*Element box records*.
>>>>

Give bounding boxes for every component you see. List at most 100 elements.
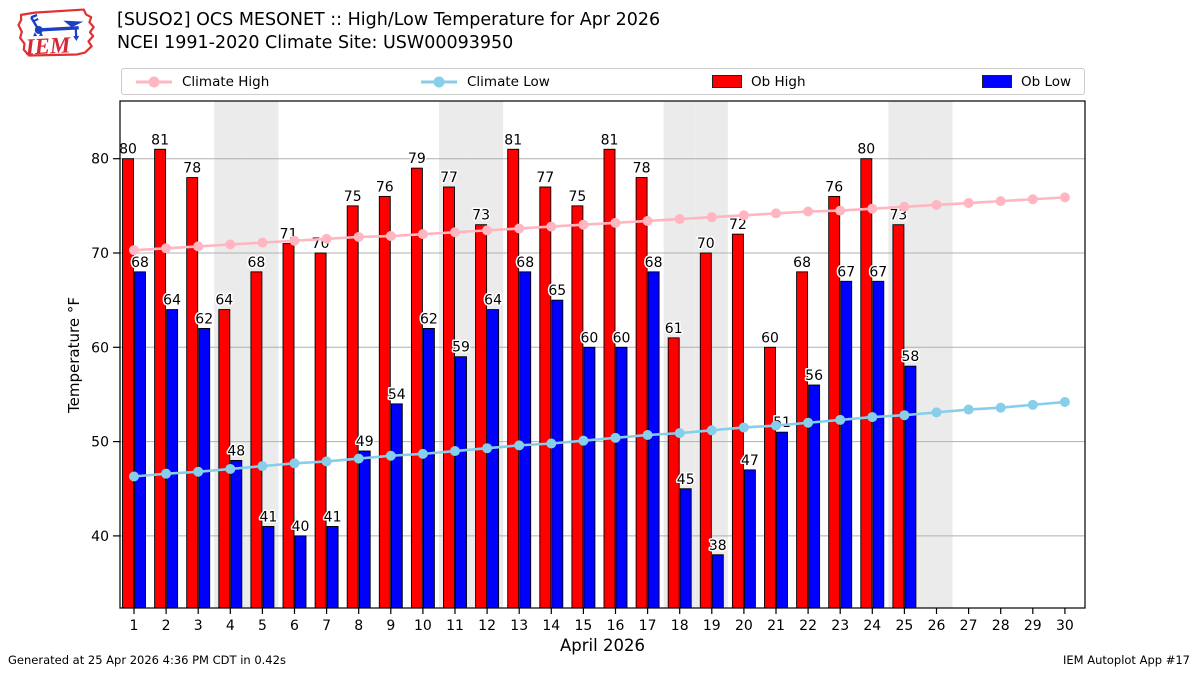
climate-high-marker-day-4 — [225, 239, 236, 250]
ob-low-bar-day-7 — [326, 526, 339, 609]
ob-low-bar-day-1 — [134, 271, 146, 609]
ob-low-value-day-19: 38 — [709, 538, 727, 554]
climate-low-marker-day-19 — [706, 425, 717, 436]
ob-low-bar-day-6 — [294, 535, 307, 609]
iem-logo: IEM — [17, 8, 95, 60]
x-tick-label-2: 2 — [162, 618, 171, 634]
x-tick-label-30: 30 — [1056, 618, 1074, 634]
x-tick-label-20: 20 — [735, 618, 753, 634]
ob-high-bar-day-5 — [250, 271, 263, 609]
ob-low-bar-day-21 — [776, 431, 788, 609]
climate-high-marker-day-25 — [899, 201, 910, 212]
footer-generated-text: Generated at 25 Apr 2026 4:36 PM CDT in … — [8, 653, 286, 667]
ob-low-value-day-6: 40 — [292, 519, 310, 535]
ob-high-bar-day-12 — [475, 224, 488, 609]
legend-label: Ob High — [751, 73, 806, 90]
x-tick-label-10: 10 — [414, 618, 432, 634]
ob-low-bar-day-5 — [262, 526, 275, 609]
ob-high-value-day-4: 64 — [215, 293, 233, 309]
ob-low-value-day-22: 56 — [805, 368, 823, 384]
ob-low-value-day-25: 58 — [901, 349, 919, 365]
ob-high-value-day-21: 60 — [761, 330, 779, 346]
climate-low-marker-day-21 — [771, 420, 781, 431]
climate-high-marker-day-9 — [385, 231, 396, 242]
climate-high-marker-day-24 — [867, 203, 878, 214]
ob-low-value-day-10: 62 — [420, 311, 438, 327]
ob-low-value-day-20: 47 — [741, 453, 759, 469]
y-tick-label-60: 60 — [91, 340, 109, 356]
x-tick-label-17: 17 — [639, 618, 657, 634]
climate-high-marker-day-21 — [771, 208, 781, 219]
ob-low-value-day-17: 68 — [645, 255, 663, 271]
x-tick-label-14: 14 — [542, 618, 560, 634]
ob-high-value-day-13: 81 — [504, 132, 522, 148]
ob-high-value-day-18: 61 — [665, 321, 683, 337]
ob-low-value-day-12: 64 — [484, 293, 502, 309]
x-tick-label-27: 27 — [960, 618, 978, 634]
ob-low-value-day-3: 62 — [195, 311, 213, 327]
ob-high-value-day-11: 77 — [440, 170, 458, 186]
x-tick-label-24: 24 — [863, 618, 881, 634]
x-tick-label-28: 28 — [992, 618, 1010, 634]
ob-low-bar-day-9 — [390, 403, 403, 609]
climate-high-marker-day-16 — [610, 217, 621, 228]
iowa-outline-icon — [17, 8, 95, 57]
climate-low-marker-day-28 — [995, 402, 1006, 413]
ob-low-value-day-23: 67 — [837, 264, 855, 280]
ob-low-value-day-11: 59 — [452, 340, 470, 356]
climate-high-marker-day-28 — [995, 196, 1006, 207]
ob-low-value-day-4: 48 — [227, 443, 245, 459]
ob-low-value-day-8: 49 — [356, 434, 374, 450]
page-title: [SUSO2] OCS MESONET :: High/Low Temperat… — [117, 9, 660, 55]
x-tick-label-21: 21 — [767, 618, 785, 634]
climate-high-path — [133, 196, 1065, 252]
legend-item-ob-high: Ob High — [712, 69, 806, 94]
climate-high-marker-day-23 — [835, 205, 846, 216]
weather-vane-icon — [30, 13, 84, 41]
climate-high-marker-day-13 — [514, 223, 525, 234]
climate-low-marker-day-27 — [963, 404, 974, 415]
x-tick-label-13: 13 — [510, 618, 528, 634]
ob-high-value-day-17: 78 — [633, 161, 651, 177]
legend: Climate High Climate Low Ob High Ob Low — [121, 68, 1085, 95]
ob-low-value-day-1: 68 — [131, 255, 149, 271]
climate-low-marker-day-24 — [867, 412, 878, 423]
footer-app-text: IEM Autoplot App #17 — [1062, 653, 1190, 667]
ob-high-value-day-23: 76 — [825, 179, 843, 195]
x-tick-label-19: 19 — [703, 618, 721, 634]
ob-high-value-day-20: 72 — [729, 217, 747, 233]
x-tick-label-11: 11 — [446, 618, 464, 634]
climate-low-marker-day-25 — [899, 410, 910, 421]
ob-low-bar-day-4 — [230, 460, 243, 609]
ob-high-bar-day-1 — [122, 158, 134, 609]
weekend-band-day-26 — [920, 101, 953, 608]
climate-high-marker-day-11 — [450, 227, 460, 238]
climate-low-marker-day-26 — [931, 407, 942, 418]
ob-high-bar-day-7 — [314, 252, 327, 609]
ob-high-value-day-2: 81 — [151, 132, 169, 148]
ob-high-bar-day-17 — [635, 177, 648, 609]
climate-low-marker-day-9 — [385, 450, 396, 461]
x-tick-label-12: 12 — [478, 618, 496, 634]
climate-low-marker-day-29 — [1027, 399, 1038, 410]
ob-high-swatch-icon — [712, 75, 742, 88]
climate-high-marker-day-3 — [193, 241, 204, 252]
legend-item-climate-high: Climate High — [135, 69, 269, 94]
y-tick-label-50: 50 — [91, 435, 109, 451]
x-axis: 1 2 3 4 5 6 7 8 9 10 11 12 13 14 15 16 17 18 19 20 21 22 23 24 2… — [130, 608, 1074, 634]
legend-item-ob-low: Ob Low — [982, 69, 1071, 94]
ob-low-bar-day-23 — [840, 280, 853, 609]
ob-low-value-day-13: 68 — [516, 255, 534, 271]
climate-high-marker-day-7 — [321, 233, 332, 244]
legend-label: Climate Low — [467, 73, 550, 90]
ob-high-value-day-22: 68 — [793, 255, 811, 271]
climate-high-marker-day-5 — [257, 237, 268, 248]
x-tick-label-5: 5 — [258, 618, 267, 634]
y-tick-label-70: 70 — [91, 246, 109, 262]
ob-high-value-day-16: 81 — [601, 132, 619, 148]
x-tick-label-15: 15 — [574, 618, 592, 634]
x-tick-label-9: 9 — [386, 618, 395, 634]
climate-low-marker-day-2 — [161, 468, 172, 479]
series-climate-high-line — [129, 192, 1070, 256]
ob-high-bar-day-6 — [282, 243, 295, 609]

<<<<
>>>>

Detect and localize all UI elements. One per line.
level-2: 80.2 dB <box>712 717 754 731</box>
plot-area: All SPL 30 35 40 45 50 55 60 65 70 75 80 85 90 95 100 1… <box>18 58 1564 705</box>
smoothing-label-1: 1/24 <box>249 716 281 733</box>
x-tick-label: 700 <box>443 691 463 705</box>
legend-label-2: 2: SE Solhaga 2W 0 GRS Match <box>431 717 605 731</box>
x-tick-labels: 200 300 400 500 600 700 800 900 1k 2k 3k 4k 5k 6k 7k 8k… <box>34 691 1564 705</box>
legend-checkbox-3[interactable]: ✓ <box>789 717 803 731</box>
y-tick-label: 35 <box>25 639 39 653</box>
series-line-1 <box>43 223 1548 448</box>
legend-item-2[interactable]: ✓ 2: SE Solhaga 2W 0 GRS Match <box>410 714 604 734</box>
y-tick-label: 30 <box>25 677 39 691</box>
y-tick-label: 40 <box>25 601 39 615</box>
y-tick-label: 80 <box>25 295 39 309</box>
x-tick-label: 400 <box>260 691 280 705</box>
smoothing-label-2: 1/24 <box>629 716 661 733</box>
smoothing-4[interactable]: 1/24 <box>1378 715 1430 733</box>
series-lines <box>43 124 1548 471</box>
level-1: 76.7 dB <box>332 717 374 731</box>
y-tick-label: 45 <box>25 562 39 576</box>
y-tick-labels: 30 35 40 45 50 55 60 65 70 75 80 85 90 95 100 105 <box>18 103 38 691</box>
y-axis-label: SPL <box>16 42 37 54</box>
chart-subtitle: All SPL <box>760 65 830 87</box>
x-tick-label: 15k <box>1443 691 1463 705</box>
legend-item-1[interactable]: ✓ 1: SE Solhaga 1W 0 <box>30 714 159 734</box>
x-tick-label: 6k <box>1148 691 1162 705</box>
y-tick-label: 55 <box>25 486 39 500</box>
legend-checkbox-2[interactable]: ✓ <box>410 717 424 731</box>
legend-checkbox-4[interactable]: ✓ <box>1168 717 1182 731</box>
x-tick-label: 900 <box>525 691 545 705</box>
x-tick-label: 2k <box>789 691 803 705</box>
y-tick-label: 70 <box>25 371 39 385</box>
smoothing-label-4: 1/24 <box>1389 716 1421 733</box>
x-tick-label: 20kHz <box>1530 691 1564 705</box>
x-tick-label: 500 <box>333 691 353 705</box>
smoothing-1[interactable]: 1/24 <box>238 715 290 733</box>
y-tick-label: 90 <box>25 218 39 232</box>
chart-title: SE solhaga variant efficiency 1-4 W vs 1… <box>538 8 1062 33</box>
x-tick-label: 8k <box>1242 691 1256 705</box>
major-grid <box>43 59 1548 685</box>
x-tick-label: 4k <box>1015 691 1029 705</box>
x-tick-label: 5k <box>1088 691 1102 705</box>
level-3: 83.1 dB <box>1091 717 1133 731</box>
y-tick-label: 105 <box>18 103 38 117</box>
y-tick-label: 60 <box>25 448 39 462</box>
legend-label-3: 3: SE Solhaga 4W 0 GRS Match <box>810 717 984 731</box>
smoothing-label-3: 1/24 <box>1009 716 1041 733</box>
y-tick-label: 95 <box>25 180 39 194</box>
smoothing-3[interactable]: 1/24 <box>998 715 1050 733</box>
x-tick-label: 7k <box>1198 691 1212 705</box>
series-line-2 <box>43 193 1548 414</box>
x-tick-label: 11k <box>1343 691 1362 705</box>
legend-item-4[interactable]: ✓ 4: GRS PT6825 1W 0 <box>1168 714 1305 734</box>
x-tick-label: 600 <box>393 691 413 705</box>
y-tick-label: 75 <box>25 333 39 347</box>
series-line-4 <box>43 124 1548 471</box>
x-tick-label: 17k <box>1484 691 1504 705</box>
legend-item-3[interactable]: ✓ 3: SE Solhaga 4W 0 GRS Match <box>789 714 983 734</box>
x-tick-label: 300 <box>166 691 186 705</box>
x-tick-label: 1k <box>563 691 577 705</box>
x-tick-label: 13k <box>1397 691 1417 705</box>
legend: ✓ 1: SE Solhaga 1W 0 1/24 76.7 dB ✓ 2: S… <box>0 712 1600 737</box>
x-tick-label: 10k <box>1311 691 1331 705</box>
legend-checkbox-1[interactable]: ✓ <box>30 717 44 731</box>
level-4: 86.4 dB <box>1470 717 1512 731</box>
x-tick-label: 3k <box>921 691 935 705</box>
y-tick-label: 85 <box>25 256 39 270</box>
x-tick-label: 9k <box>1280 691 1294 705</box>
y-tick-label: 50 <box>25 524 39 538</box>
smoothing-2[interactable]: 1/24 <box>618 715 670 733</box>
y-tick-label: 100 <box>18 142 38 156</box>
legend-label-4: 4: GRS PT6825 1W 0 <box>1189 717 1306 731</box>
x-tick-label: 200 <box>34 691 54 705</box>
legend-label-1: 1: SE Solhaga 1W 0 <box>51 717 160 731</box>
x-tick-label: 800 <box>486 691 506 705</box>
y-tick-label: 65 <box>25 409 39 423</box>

<<<<

*Required work*. Copy the records between the lines holding "climate-high-marker-day-4 — [225, 239, 236, 250]" and "x-tick-label-2: 2 — [162, 618, 171, 634]", inclusive, without changing anything.

*Expected output*.
climate-high-marker-day-4 — [225, 239, 236, 250]
ob-low-bar-day-7 — [326, 526, 339, 609]
ob-low-bar-day-1 — [134, 271, 146, 609]
ob-low-value-day-19: 38 — [709, 538, 727, 554]
climate-low-marker-day-19 — [706, 425, 717, 436]
ob-low-bar-day-6 — [294, 535, 307, 609]
iem-logo: IEM — [17, 8, 95, 60]
x-tick-label-2: 2 — [162, 618, 171, 634]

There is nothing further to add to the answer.